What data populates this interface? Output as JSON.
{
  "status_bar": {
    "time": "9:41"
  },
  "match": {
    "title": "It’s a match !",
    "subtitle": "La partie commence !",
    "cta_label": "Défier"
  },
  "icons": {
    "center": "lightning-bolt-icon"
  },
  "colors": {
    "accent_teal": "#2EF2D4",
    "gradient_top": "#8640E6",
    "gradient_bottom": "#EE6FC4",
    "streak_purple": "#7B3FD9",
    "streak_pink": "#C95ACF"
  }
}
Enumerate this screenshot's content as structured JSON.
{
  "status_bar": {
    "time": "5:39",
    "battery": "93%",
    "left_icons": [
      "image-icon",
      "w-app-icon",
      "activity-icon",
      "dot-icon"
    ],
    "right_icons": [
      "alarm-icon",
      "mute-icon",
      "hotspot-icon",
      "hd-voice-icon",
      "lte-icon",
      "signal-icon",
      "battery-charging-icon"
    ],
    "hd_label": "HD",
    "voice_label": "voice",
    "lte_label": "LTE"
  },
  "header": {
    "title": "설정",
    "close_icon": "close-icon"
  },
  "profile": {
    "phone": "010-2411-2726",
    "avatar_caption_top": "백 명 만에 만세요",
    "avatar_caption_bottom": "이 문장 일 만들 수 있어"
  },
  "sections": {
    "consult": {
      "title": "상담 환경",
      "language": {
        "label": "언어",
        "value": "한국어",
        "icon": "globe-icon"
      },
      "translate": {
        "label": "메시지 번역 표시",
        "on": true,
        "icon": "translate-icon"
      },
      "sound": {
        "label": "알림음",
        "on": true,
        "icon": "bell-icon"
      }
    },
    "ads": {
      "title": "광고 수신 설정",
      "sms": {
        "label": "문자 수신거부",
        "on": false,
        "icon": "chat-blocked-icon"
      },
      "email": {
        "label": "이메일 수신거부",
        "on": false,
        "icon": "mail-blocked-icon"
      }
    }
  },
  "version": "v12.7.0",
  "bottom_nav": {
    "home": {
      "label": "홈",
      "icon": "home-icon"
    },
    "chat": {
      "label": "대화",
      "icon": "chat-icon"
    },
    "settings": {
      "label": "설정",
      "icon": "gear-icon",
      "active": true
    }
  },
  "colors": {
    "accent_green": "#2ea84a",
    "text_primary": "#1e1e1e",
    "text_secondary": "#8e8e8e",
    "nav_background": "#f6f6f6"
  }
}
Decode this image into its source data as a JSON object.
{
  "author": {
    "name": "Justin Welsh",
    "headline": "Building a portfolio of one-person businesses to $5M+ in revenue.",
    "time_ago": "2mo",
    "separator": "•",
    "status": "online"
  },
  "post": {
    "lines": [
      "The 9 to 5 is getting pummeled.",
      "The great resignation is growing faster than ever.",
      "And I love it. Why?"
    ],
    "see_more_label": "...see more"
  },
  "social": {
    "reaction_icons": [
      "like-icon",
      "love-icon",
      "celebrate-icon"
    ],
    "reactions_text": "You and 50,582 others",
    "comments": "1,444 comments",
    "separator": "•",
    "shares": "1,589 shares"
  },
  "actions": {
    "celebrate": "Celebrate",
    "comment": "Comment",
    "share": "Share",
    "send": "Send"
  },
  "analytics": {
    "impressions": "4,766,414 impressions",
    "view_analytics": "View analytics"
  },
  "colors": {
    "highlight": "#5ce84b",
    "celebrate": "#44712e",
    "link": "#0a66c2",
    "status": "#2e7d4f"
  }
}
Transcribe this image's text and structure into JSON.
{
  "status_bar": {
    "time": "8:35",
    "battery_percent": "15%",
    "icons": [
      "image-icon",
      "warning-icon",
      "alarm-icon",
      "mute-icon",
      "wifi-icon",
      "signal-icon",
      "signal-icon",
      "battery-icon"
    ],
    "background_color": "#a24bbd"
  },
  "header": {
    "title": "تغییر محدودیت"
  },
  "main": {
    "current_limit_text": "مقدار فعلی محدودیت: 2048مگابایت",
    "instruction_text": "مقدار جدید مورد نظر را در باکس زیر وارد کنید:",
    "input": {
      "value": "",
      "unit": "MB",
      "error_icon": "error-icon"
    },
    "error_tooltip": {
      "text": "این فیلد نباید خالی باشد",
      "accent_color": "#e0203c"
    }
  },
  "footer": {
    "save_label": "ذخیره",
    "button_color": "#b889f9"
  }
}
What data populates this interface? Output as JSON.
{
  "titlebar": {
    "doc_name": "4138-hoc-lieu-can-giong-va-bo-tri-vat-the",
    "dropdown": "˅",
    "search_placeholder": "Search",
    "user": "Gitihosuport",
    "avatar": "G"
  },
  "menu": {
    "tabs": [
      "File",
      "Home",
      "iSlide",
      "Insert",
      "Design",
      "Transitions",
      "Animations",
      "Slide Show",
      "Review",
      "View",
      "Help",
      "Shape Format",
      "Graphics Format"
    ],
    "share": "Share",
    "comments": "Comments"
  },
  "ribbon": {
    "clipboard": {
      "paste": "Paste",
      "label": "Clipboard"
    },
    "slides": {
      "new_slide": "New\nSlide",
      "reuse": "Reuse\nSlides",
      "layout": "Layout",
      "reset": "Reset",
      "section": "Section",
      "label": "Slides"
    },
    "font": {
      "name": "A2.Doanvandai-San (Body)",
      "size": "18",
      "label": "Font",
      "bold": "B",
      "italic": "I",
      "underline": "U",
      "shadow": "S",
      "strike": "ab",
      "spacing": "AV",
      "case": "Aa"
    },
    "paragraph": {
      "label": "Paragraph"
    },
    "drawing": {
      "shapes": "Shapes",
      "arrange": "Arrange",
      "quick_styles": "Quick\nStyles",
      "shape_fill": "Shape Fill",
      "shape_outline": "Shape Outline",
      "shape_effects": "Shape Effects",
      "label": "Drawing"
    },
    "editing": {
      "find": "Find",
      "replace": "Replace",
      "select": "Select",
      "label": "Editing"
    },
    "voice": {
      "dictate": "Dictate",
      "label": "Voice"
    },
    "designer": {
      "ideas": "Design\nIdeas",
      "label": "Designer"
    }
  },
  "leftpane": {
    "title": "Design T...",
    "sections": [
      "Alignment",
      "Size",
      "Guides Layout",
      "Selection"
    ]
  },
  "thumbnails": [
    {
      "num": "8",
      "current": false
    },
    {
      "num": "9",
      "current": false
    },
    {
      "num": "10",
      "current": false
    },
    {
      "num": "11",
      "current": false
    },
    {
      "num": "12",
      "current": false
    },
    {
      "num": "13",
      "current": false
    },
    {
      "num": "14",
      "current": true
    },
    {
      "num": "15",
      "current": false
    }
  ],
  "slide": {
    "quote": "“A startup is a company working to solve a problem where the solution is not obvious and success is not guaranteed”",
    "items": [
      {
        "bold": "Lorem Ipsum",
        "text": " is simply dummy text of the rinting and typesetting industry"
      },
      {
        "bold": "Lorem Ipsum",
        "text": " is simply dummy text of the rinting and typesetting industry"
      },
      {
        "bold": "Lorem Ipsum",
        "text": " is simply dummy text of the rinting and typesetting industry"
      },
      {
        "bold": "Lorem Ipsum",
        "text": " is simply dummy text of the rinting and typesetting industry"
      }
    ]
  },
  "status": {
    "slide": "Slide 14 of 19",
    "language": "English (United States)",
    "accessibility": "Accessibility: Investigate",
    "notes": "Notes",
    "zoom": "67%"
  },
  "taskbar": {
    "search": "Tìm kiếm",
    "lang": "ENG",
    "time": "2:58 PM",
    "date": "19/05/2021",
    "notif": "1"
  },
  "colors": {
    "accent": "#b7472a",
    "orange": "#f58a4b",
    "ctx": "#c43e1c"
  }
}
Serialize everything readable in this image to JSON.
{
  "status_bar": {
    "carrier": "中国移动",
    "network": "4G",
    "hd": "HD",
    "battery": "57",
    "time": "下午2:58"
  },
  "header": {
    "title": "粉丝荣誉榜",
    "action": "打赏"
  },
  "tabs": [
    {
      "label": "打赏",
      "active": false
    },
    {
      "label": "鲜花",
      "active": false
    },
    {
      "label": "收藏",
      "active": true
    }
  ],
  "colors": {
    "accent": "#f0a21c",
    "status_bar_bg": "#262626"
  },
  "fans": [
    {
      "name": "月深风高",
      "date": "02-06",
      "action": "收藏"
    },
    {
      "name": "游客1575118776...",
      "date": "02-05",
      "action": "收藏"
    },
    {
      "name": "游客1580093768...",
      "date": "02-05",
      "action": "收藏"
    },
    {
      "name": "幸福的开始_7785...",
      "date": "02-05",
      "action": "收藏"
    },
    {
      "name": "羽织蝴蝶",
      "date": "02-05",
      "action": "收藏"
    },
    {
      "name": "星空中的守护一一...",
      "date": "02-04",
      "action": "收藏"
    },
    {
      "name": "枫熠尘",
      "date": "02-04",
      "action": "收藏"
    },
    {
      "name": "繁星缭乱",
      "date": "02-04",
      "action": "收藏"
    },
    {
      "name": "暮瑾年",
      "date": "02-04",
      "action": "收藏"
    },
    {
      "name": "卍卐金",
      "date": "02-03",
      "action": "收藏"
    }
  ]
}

━━━━━━━━━━━━━━━━

◆ Work to complete:
What is the number of lines in the records that contain the word "into"? Answer with the number and nothing else.

◆ Task response:
2